Task to carry out:
Copy each line below exactly and leave the pictures out.
--- Start Input ---
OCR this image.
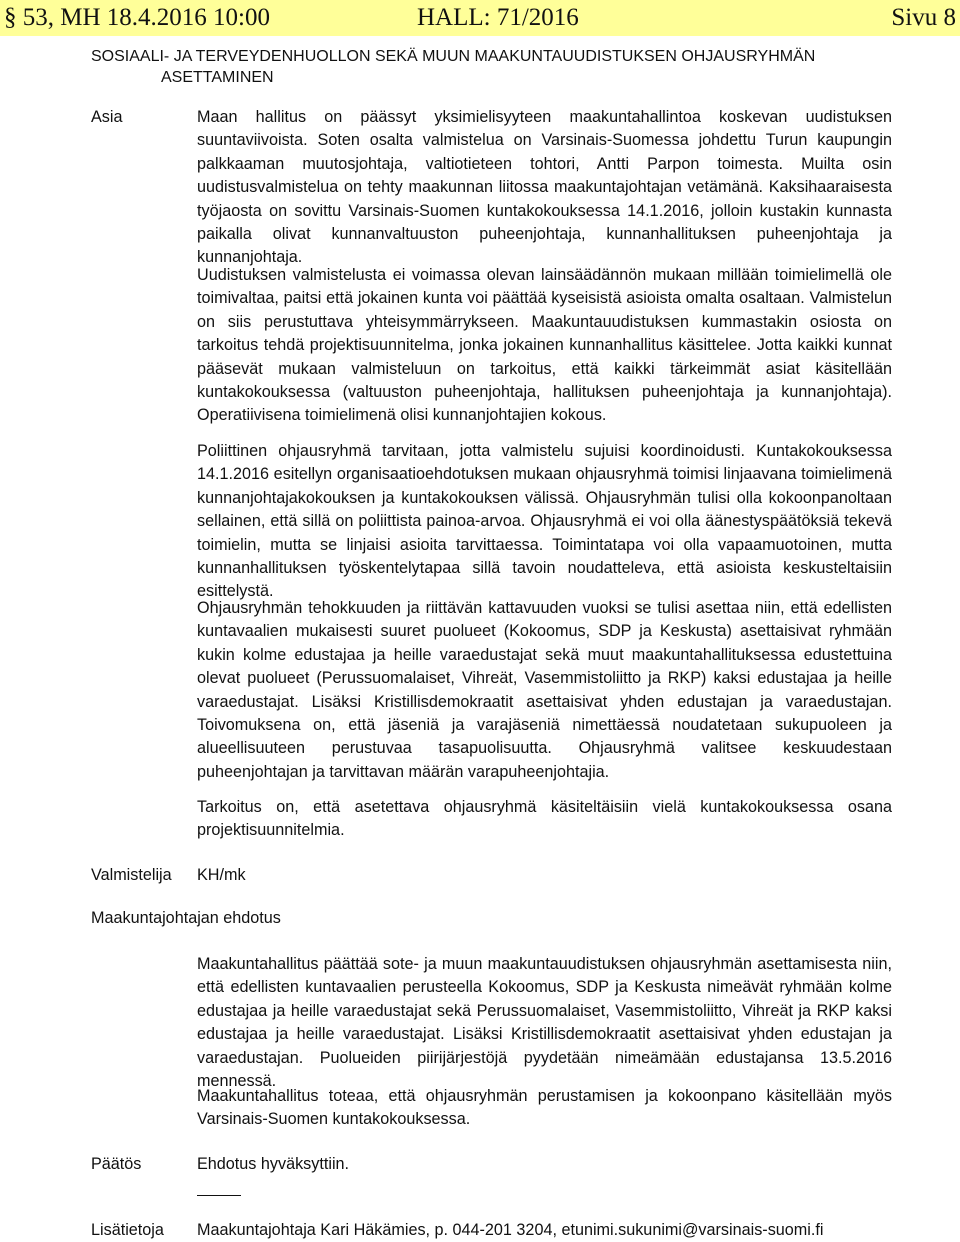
§ 53, MH 18.4.2016 10:00	HALL: 71/2016	Sivu 8
SOSIAALI- JA TERVEYDENHUOLLON SEKÄ MUUN MAAKUNTAUUDISTUKSEN OHJAUSRYHMÄN
ASETTAMINEN
Asia	Maan hallitus on päässyt yksimielisyyteen maakuntahallintoa koskevan uudistuksen suuntaviivoista. Soten osalta valmistelua on Varsinais-Suomessa johdettu Turun kaupungin palkkaaman muutosjohtaja, valtiotieteen tohtori, Antti Parpon toimesta. Muilta osin uudistusvalmistelua on tehty maakunnan liitossa maakuntajohtajan vetämänä. Kaksihaaraisesta työjaosta on sovittu Varsinais-Suomen kuntakokouksessa 14.1.2016, jolloin kustakin kunnasta paikalla olivat kunnanvaltuuston puheenjohtaja, kunnanhallituksen puheenjohtaja ja kunnanjohtaja.

Uudistuksen valmistelusta ei voimassa olevan lainsäädännön mukaan millään toimielimellä ole toimivaltaa, paitsi että jokainen kunta voi päättää kyseisistä asioista omalta osaltaan. Valmistelun on siis perustuttava yhteisymmärrykseen. Maakuntauudistuksen kummastakin osiosta on tarkoitus tehdä projektisuunnitelma, jonka jokainen kunnanhallitus käsittelee. Jotta kaikki kunnat pääsevät mukaan valmisteluun on tarkoitus, että kaikki tärkeimmät asiat käsitellään kuntakokouksessa (valtuuston puheenjohtaja, hallituksen puheenjohtaja ja kunnanjohtaja). Operatiivisena toimielimenä olisi kunnanjohtajien kokous.

Poliittinen ohjausryhmä tarvitaan, jotta valmistelu sujuisi koordinoidusti. Kuntakokouksessa 14.1.2016 esitellyn organisaatioehdotuksen mukaan ohjausryhmä toimisi linjaavana toimielimenä kunnanjohtajakokouksen ja kuntakokouksen välissä. Ohjausryhmän tulisi olla kokoonpanoltaan sellainen, että sillä on poliittista painoa-arvoa. Ohjausryhmä ei voi olla äänestyspäätöksiä tekevä toimielin, mutta se linjaisi asioita tarvittaessa. Toimintatapa voi olla vapaamuotoinen, mutta kunnanhallituksen työskentelytapaa sillä tavoin noudatteleva, että asioista keskusteltaisiin esittelystä.

Ohjausryhmän tehokkuuden ja riittävän kattavuuden vuoksi se tulisi asettaa niin, että edellisten kuntavaalien mukaisesti suuret puolueet (Kokoomus, SDP ja Keskusta) asettaisivat ryhmään kukin kolme edustajaa ja heille varaedustajat sekä muut maakuntahallituksessa edustettuina olevat puolueet (Perussuomalaiset, Vihreät, Vasemmistoliitto ja RKP) kaksi edustajaa ja heille varaedustajat. Lisäksi Kristillisdemokraatit asettaisivat yhden edustajan ja varaedustajan. Toivomuksena on, että jäseniä ja varajäseniä nimettäessä noudatetaan sukupuoleen ja alueellisuuteen perustuvaa tasapuolisuutta. Ohjausryhmä valitsee keskuudestaan puheenjohtajan ja tarvittavan määrän varapuheenjohtajia.

Tarkoitus on, että asetettava ohjausryhmä käsiteltäisiin vielä kuntakokouksessa osana projektisuunnitelmia.

Valmistelija KH/mk
Maakuntajohtajan ehdotus

Maakuntahallitus päättää sote- ja muun maakuntauudistuksen ohjausryhmän asettamisesta niin, että edellisten kuntavaalien perusteella Kokoomus, SDP ja Keskusta nimeävät ryhmään kolme edustajaa ja heille varaedustajat sekä Perussuomalaiset, Vasemmistoliitto, Vihreät ja RKP kaksi edustajaa ja heille varaedustajat. Lisäksi Kristillisdemokraatit asettaisivat yhden edustajan ja varaedustajan. Puolueiden piirijärjestöjä pyydetään nimeämään edustajansa 13.5.2016 mennessä.

Maakuntahallitus toteaa, että ohjausryhmän perustamisen ja kokoonpano käsitellään myös Varsinais-Suomen kuntakokouksessa.

Päätös	Ehdotus hyväksyttiin.
Lisätietoja Maakuntajohtaja Kari Häkämies, p. 044-201 3204, etunimi.sukunimi@varsinais-suomi.fi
--- End Input ---
The output:
OCR this image.
§ 53, MH 18.4.2016 10:00	HALL: 71/2016	Sivu 8
SOSIAALI- JA TERVEYDENHUOLLON SEKÄ MUUN MAAKUNTAUUDISTUKSEN OHJAUSRYHMÄN
ASETTAMINEN
Asia	Maan hallitus on päässyt yksimielisyyteen maakuntahallintoa koskevan uudistuksen suuntaviivoista. Soten osalta valmistelua on Varsinais-Suomessa johdettu Turun kaupungin palkkaaman muutosjohtaja, valtiotieteen tohtori, Antti Parpon toimesta. Muilta osin uudistusvalmistelua on tehty maakunnan liitossa maakuntajohtajan vetämänä. Kaksihaaraisesta työjaosta on sovittu Varsinais-Suomen kuntakokouksessa 14.1.2016, jolloin kustakin kunnasta paikalla olivat kunnanvaltuuston puheenjohtaja, kunnanhallituksen puheenjohtaja ja kunnanjohtaja.

Uudistuksen valmistelusta ei voimassa olevan lainsäädännön mukaan millään toimielimellä ole toimivaltaa, paitsi että jokainen kunta voi päättää kyseisistä asioista omalta osaltaan. Valmistelun on siis perustuttava yhteisymmärrykseen. Maakuntauudistuksen kummastakin osiosta on tarkoitus tehdä projektisuunnitelma, jonka jokainen kunnanhallitus käsittelee. Jotta kaikki kunnat pääsevät mukaan valmisteluun on tarkoitus, että kaikki tärkeimmät asiat käsitellään kuntakokouksessa (valtuuston puheenjohtaja, hallituksen puheenjohtaja ja kunnanjohtaja). Operatiivisena toimielimenä olisi kunnanjohtajien kokous.

Poliittinen ohjausryhmä tarvitaan, jotta valmistelu sujuisi koordinoidusti. Kuntakokouksessa 14.1.2016 esitellyn organisaatioehdotuksen mukaan ohjausryhmä toimisi linjaavana toimielimenä kunnanjohtajakokouksen ja kuntakokouksen välissä. Ohjausryhmän tulisi olla kokoonpanoltaan sellainen, että sillä on poliittista painoa-arvoa. Ohjausryhmä ei voi olla äänestyspäätöksiä tekevä toimielin, mutta se linjaisi asioita tarvittaessa. Toimintatapa voi olla vapaamuotoinen, mutta kunnanhallituksen työskentelytapaa sillä tavoin noudatteleva, että asioista keskusteltaisiin esittelystä.

Ohjausryhmän tehokkuuden ja riittävän kattavuuden vuoksi se tulisi asettaa niin, että edellisten kuntavaalien mukaisesti suuret puolueet (Kokoomus, SDP ja Keskusta) asettaisivat ryhmään kukin kolme edustajaa ja heille varaedustajat sekä muut maakuntahallituksessa edustettuina olevat puolueet (Perussuomalaiset, Vihreät, Vasemmistoliitto ja RKP) kaksi edustajaa ja heille varaedustajat. Lisäksi Kristillisdemokraatit asettaisivat yhden edustajan ja varaedustajan. Toivomuksena on, että jäseniä ja varajäseniä nimettäessä noudatetaan sukupuoleen ja alueellisuuteen perustuvaa tasapuolisuutta. Ohjausryhmä valitsee keskuudestaan puheenjohtajan ja tarvittavan määrän varapuheenjohtajia.

Tarkoitus on, että asetettava ohjausryhmä käsiteltäisiin vielä kuntakokouksessa osana projektisuunnitelmia.

Valmistelija KH/mk
Maakuntajohtajan ehdotus

Maakuntahallitus päättää sote- ja muun maakuntauudistuksen ohjausryhmän asettamisesta niin, että edellisten kuntavaalien perusteella Kokoomus, SDP ja Keskusta nimeävät ryhmään kolme edustajaa ja heille varaedustajat sekä Perussuomalaiset, Vasemmistoliitto, Vihreät ja RKP kaksi edustajaa ja heille varaedustajat. Lisäksi Kristillisdemokraatit asettaisivat yhden edustajan ja varaedustajan. Puolueiden piirijärjestöjä pyydetään nimeämään edustajansa 13.5.2016 mennessä.

Maakuntahallitus toteaa, että ohjausryhmän perustamisen ja kokoonpano käsitellään myös Varsinais-Suomen kuntakokouksessa.

Päätös	Ehdotus hyväksyttiin.
Lisätietoja Maakuntajohtaja Kari Häkämies, p. 044-201 3204, etunimi.sukunimi@varsinais-suomi.fi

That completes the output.